### [Task requirements]
Reproduce the entries below in full, word for word.

### [Task inputs]
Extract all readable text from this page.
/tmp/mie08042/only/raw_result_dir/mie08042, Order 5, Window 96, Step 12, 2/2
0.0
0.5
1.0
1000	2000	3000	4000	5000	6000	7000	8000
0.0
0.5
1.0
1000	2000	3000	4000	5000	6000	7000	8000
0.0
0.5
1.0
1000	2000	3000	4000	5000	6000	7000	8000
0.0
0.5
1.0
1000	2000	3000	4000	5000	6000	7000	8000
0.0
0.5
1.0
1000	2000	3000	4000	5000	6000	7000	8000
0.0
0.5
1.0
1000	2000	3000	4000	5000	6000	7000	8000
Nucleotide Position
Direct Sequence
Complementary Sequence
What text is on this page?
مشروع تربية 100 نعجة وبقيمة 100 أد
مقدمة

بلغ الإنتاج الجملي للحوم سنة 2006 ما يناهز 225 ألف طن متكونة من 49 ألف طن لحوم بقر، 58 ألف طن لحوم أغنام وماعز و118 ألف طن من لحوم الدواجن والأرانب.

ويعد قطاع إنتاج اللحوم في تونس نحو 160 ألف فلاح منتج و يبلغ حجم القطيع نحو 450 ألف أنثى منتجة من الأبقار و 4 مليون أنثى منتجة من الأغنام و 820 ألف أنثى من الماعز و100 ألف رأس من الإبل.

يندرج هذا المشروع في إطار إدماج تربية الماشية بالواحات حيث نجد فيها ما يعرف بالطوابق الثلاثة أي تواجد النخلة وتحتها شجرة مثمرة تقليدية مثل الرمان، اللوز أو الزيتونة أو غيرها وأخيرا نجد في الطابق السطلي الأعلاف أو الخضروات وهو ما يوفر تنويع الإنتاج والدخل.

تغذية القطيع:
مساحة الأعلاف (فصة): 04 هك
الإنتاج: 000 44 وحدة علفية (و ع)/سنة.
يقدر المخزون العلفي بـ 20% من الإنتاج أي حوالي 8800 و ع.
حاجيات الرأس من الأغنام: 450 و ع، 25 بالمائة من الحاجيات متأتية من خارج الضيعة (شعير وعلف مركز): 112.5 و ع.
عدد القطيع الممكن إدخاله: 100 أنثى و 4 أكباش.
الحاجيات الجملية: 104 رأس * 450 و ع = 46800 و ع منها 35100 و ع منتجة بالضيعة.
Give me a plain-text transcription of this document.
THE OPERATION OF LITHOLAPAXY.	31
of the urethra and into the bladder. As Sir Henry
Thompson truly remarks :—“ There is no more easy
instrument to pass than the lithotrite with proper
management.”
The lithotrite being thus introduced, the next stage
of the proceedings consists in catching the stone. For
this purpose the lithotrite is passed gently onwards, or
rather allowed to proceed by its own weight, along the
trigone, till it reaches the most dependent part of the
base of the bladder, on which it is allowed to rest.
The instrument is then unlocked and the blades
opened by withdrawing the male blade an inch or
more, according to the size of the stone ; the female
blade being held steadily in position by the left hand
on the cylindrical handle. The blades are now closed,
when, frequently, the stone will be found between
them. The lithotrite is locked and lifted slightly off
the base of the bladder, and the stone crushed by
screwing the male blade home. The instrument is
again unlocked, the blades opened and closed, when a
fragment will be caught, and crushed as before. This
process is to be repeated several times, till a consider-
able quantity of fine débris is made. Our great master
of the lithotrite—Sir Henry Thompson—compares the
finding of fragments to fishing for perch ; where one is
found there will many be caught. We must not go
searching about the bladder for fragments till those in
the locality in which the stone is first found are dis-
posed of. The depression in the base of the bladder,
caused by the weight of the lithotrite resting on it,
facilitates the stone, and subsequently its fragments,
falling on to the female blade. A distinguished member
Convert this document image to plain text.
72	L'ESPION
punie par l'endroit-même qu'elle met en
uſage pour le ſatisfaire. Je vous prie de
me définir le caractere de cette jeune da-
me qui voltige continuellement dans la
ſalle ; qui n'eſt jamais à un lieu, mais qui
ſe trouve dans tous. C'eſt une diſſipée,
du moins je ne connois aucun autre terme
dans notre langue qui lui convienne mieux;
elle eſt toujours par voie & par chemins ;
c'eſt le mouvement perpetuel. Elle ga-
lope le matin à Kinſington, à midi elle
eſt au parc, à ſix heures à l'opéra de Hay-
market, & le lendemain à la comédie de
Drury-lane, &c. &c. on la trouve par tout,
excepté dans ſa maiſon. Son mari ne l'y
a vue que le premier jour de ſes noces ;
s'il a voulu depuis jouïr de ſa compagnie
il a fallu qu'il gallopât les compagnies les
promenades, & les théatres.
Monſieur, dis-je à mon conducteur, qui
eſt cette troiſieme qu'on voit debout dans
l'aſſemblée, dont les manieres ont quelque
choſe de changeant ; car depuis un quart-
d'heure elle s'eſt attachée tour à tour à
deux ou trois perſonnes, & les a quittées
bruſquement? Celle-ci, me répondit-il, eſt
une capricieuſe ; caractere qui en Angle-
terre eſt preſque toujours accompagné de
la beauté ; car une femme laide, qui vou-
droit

### [Complete answer]
Extract all readable text from this page.
/tmp/mie08042/only/raw_result_dir/mie08042, Order 5, Window 96, Step 12, 2/2
0.0
0.5
1.0
1000	2000	3000	4000	5000	6000	7000	8000
0.0
0.5
1.0
1000	2000	3000	4000	5000	6000	7000	8000
0.0
0.5
1.0
1000	2000	3000	4000	5000	6000	7000	8000
0.0
0.5
1.0
1000	2000	3000	4000	5000	6000	7000	8000
0.0
0.5
1.0
1000	2000	3000	4000	5000	6000	7000	8000
0.0
0.5
1.0
1000	2000	3000	4000	5000	6000	7000	8000
Nucleotide Position
Direct Sequence
Complementary Sequence
What text is on this page?
مشروع تربية 100 نعجة وبقيمة 100 أد
مقدمة

بلغ الإنتاج الجملي للحوم سنة 2006 ما يناهز 225 ألف طن متكونة من 49 ألف طن لحوم بقر، 58 ألف طن لحوم أغنام وماعز و118 ألف طن من لحوم الدواجن والأرانب.

ويعد قطاع إنتاج اللحوم في تونس نحو 160 ألف فلاح منتج و يبلغ حجم القطيع نحو 450 ألف أنثى منتجة من الأبقار و 4 مليون أنثى منتجة من الأغنام و 820 ألف أنثى من الماعز و100 ألف رأس من الإبل.

يندرج هذا المشروع في إطار إدماج تربية الماشية بالواحات حيث نجد فيها ما يعرف بالطوابق الثلاثة أي تواجد النخلة وتحتها شجرة مثمرة تقليدية مثل الرمان، اللوز أو الزيتونة أو غيرها وأخيرا نجد في الطابق السطلي الأعلاف أو الخضروات وهو ما يوفر تنويع الإنتاج والدخل.

تغذية القطيع:
مساحة الأعلاف (فصة): 04 هك
الإنتاج: 000 44 وحدة علفية (و ع)/سنة.
يقدر المخزون العلفي بـ 20% من الإنتاج أي حوالي 8800 و ع.
حاجيات الرأس من الأغنام: 450 و ع، 25 بالمائة من الحاجيات متأتية من خارج الضيعة (شعير وعلف مركز): 112.5 و ع.
عدد القطيع الممكن إدخاله: 100 أنثى و 4 أكباش.
الحاجيات الجملية: 104 رأس * 450 و ع = 46800 و ع منها 35100 و ع منتجة بالضيعة.
Give me a plain-text transcription of this document.
THE OPERATION OF LITHOLAPAXY.	31
of the urethra and into the bladder. As Sir Henry
Thompson truly remarks :—“ There is no more easy
instrument to pass than the lithotrite with proper
management.”
The lithotrite being thus introduced, the next stage
of the proceedings consists in catching the stone. For
this purpose the lithotrite is passed gently onwards, or
rather allowed to proceed by its own weight, along the
trigone, till it reaches the most dependent part of the
base of the bladder, on which it is allowed to rest.
The instrument is then unlocked and the blades
opened by withdrawing the male blade an inch or
more, according to the size of the stone ; the female
blade being held steadily in position by the left hand
on the cylindrical handle. The blades are now closed,
when, frequently, the stone will be found between
them. The lithotrite is locked and lifted slightly off
the base of the bladder, and the stone crushed by
screwing the male blade home. The instrument is
again unlocked, the blades opened and closed, when a
fragment will be caught, and crushed as before. This
process is to be repeated several times, till a consider-
able quantity of fine débris is made. Our great master
of the lithotrite—Sir Henry Thompson—compares the
finding of fragments to fishing for perch ; where one is
found there will many be caught. We must not go
searching about the bladder for fragments till those in
the locality in which the stone is first found are dis-
posed of. The depression in the base of the bladder,
caused by the weight of the lithotrite resting on it,
facilitates the stone, and subsequently its fragments,
falling on to the female blade. A distinguished member
Convert this document image to plain text.
72	L'ESPION
punie par l'endroit-même qu'elle met en
uſage pour le ſatisfaire. Je vous prie de
me définir le caractere de cette jeune da-
me qui voltige continuellement dans la
ſalle ; qui n'eſt jamais à un lieu, mais qui
ſe trouve dans tous. C'eſt une diſſipée,
du moins je ne connois aucun autre terme
dans notre langue qui lui convienne mieux;
elle eſt toujours par voie & par chemins ;
c'eſt le mouvement perpetuel. Elle ga-
lope le matin à Kinſington, à midi elle
eſt au parc, à ſix heures à l'opéra de Hay-
market, & le lendemain à la comédie de
Drury-lane, &c. &c. on la trouve par tout,
excepté dans ſa maiſon. Son mari ne l'y
a vue que le premier jour de ſes noces ;
s'il a voulu depuis jouïr de ſa compagnie
il a fallu qu'il gallopât les compagnies les
promenades, & les théatres.
Monſieur, dis-je à mon conducteur, qui
eſt cette troiſieme qu'on voit debout dans
l'aſſemblée, dont les manieres ont quelque
choſe de changeant ; car depuis un quart-
d'heure elle s'eſt attachée tour à tour à
deux ou trois perſonnes, & les a quittées
bruſquement? Celle-ci, me répondit-il, eſt
une capricieuſe ; caractere qui en Angle-
terre eſt preſque toujours accompagné de
la beauté ; car une femme laide, qui vou-
droit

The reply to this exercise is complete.